(WHAT IS REQUIRED) Set out every line of the records below as a numbered list, skipping blank lines and leaving out the pictures.

>> BEGIN EXTRACTED DATA

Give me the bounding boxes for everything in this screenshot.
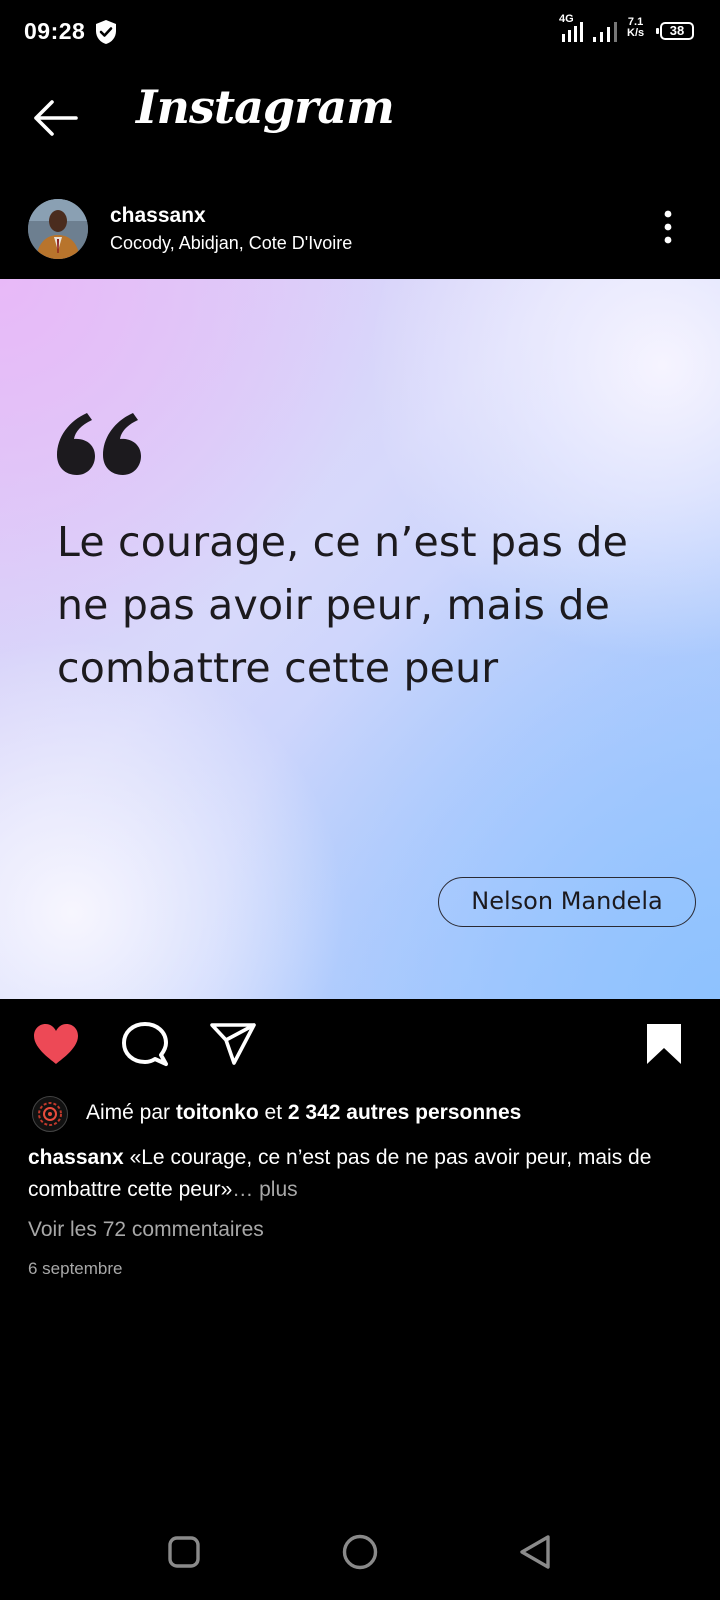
shield-icon <box>94 19 118 50</box>
likes-prefix: Aimé par <box>86 1101 171 1124</box>
battery-level: 38 <box>669 23 685 38</box>
more-vertical-icon[interactable] <box>664 210 672 249</box>
app-header: Instagram <box>0 64 720 182</box>
signal-icon <box>593 20 623 47</box>
likes-count[interactable]: 2 342 autres personnes <box>288 1101 521 1124</box>
app-title: Instagram <box>136 80 395 134</box>
liker-avatar[interactable] <box>32 1096 68 1132</box>
back-arrow-icon[interactable] <box>32 98 78 143</box>
heart-icon[interactable] <box>32 1023 80 1070</box>
network-speed: 7.1 K/s <box>627 17 644 39</box>
post-header: chassanx Cocody, Abidjan, Cote D'Ivoire <box>0 182 720 279</box>
likes-connector: et <box>264 1101 283 1124</box>
post-image[interactable]: Le courage, ce n’est pas de ne pas avoir… <box>0 279 720 999</box>
home-icon[interactable] <box>342 1534 378 1575</box>
post-caption: chassanx «Le courage, ce n’est pas de ne… <box>28 1142 692 1206</box>
quote-mark-icon <box>57 413 141 480</box>
view-comments-link[interactable]: Voir les 72 commentaires <box>28 1218 264 1242</box>
post-actions <box>0 999 720 1087</box>
system-navbar <box>0 1500 720 1600</box>
quote-text: Le courage, ce n’est pas de ne pas avoir… <box>57 518 628 692</box>
post-username[interactable]: chassanx <box>110 204 206 228</box>
quote-author: Nelson Mandela <box>438 877 696 927</box>
bookmark-icon[interactable] <box>646 1023 682 1070</box>
caption-username[interactable]: chassanx <box>28 1146 124 1169</box>
recent-apps-icon[interactable] <box>168 1536 200 1573</box>
liker-username[interactable]: toitonko <box>176 1101 259 1124</box>
back-icon[interactable] <box>518 1534 552 1575</box>
likes-text[interactable]: Aimé par toitonko et 2 342 autres person… <box>86 1101 521 1125</box>
post-date: 6 septembre <box>28 1259 123 1278</box>
signal-icon <box>562 22 586 47</box>
caption-more-link[interactable]: … plus <box>232 1178 297 1201</box>
battery-icon: 38 <box>656 22 694 40</box>
avatar[interactable] <box>28 199 88 259</box>
status-bar: 09:28 4G 7.1 K/s 38 <box>0 0 720 64</box>
post-location[interactable]: Cocody, Abidjan, Cote D'Ivoire <box>110 233 352 254</box>
speed-unit: K/s <box>627 27 645 39</box>
comment-icon[interactable] <box>121 1021 169 1074</box>
likes-row[interactable]: Aimé par toitonko et 2 342 autres person… <box>0 1093 720 1133</box>
status-time: 09:28 <box>24 18 86 44</box>
share-icon[interactable] <box>209 1022 257 1071</box>
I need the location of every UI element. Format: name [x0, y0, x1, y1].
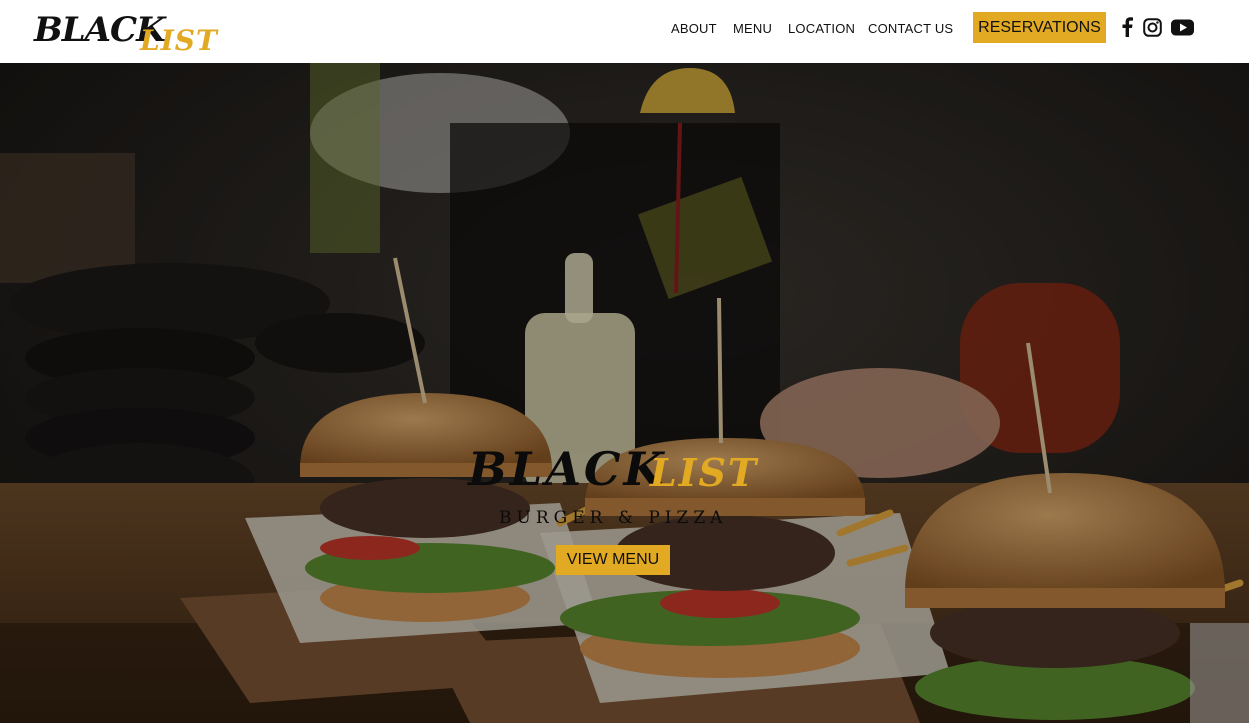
- site-header: BLACK LIST ABOUT MENU LOCATION CONTACT U…: [0, 0, 1249, 63]
- hero-logo: BLACK LIST: [468, 442, 768, 502]
- nav-about[interactable]: ABOUT: [671, 21, 717, 36]
- nav-location[interactable]: LOCATION: [788, 21, 855, 36]
- hero-logo-word-list: LIST: [650, 450, 759, 495]
- youtube-icon[interactable]: [1170, 16, 1194, 38]
- view-menu-button[interactable]: VIEW MENU: [556, 545, 670, 575]
- instagram-icon[interactable]: [1142, 16, 1162, 38]
- hero-tagline: BURGER & PIZZA: [499, 508, 728, 528]
- site-logo[interactable]: BLACK LIST: [32, 6, 222, 58]
- facebook-icon[interactable]: [1119, 16, 1135, 38]
- nav-contact-us[interactable]: CONTACT US: [868, 21, 953, 36]
- hero-dark-overlay: [0, 63, 1249, 723]
- hero-logo-word-black: BLACK: [468, 442, 667, 496]
- reservations-button[interactable]: RESERVATIONS: [973, 12, 1106, 43]
- nav-menu[interactable]: MENU: [733, 21, 772, 36]
- logo-word-list: LIST: [140, 24, 218, 57]
- hero-section: [0, 63, 1249, 723]
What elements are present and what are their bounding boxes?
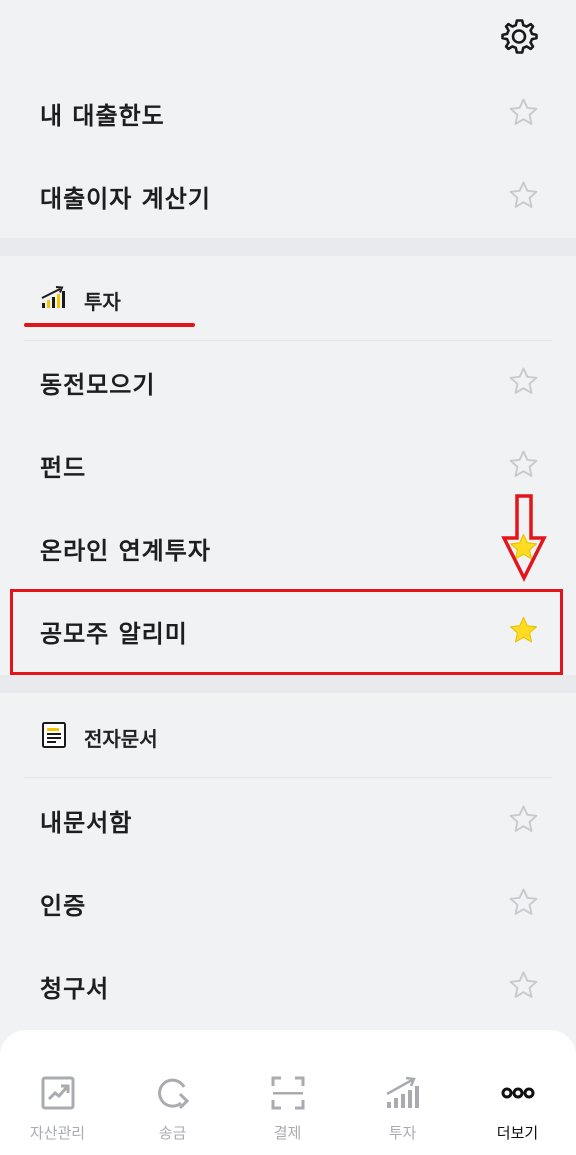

>> END EXTRACTED DATA

(RESPONSE)
1. Give me the bounding boxes for everything in this screenshot.
2. shield-icon <box>94 19 118 50</box>
3. likes-prefix: Aimé par <box>86 1101 171 1124</box>
4. battery-level: 38 <box>669 23 685 38</box>
5. more-vertical-icon[interactable] <box>664 210 672 249</box>
6. app-header: Instagram <box>0 64 720 182</box>
7. signal-icon <box>593 20 623 47</box>
8. likes-count[interactable]: 2 342 autres personnes <box>288 1101 521 1124</box>
9. app-title: Instagram <box>136 80 395 134</box>
10. liker-avatar[interactable] <box>32 1096 68 1132</box>
11. back-arrow-icon[interactable] <box>32 98 78 143</box>
12. heart-icon[interactable] <box>32 1023 80 1070</box>
13. network-speed: 7.1 K/s <box>627 17 644 39</box>
14. post-header: chassanx Cocody, Abidjan, Cote D'Ivoire <box>0 182 720 279</box>
15. likes-connector: et <box>264 1101 283 1124</box>
16. post-image[interactable]: Le courage, ce n’est pas de ne pas avoir… <box>0 279 720 999</box>
17. home-icon[interactable] <box>342 1534 378 1575</box>
18. post-caption: chassanx «Le courage, ce n’est pas de ne… <box>28 1142 692 1206</box>
19. quote-mark-icon <box>57 413 141 480</box>
20. view-comments-link[interactable]: Voir les 72 commentaires <box>28 1218 264 1242</box>
21. post-actions <box>0 999 720 1087</box>
22. system-navbar <box>0 1500 720 1600</box>
23. quote-text: Le courage, ce n’est pas de ne pas avoir… <box>57 518 628 692</box>
24. post-username[interactable]: chassanx <box>110 204 206 228</box>
25. quote-author: Nelson Mandela <box>438 877 696 927</box>
26. bookmark-icon[interactable] <box>646 1023 682 1070</box>
27. caption-username[interactable]: chassanx <box>28 1146 124 1169</box>
28. recent-apps-icon[interactable] <box>168 1536 200 1573</box>
29. liker-username[interactable]: toitonko <box>176 1101 259 1124</box>
30. back-icon[interactable] <box>518 1534 552 1575</box>
31. likes-text[interactable]: Aimé par toitonko et 2 342 autres person… <box>86 1101 521 1125</box>
32. post-date: 6 septembre <box>28 1259 123 1278</box>
33. signal-icon <box>562 22 586 47</box>
34. caption-more-link[interactable]: … plus <box>232 1178 297 1201</box>
35. battery-icon: 38 <box>656 22 694 40</box>
36. avatar[interactable] <box>28 199 88 259</box>
37. status-bar: 09:28 4G 7.1 K/s 38 <box>0 0 720 64</box>
38. post-location[interactable]: Cocody, Abidjan, Cote D'Ivoire <box>110 233 352 254</box>
39. speed-unit: K/s <box>627 27 645 39</box>
40. comment-icon[interactable] <box>121 1021 169 1074</box>
41. likes-row[interactable]: Aimé par toitonko et 2 342 autres person… <box>0 1093 720 1133</box>
42. status-time: 09:28 <box>24 18 86 44</box>
43. share-icon[interactable] <box>209 1022 257 1071</box>
44. I need the location of every UI element. Format: name [x0, y0, x1, y1].
45. - site-header: BLACK LIST ABOUT MENU LOCATION CONTACT U…: [0, 0, 1249, 63]
46. - hero-logo: BLACK LIST: [468, 442, 768, 502]
47. - nav-about[interactable]: ABOUT: [671, 21, 717, 36]
48. - nav-location[interactable]: LOCATION: [788, 21, 855, 36]
49. - hero-logo-word-list: LIST: [650, 450, 759, 495]
50. - youtube-icon[interactable]: [1170, 16, 1194, 38]
51. - view-menu-button[interactable]: VIEW MENU: [556, 545, 670, 575]
52. - instagram-icon[interactable]: [1142, 16, 1162, 38]
53. - hero-tagline: BURGER & PIZZA: [499, 508, 728, 528]
54. - site-logo[interactable]: BLACK LIST: [32, 6, 222, 58]
55. - facebook-icon[interactable]: [1119, 16, 1135, 38]
56. - nav-contact-us[interactable]: CONTACT US: [868, 21, 953, 36]
57. - hero-dark-overlay: [0, 63, 1249, 723]
58. - hero-logo-word-black: BLACK: [468, 442, 667, 496]
59. - reservations-button[interactable]: RESERVATIONS: [973, 12, 1106, 43]
60. - nav-menu[interactable]: MENU: [733, 21, 772, 36]
61. - logo-word-list: LIST: [140, 24, 218, 57]
62. - hero-section: [0, 63, 1249, 723]
63. What elements are present and what are their bounding boxes?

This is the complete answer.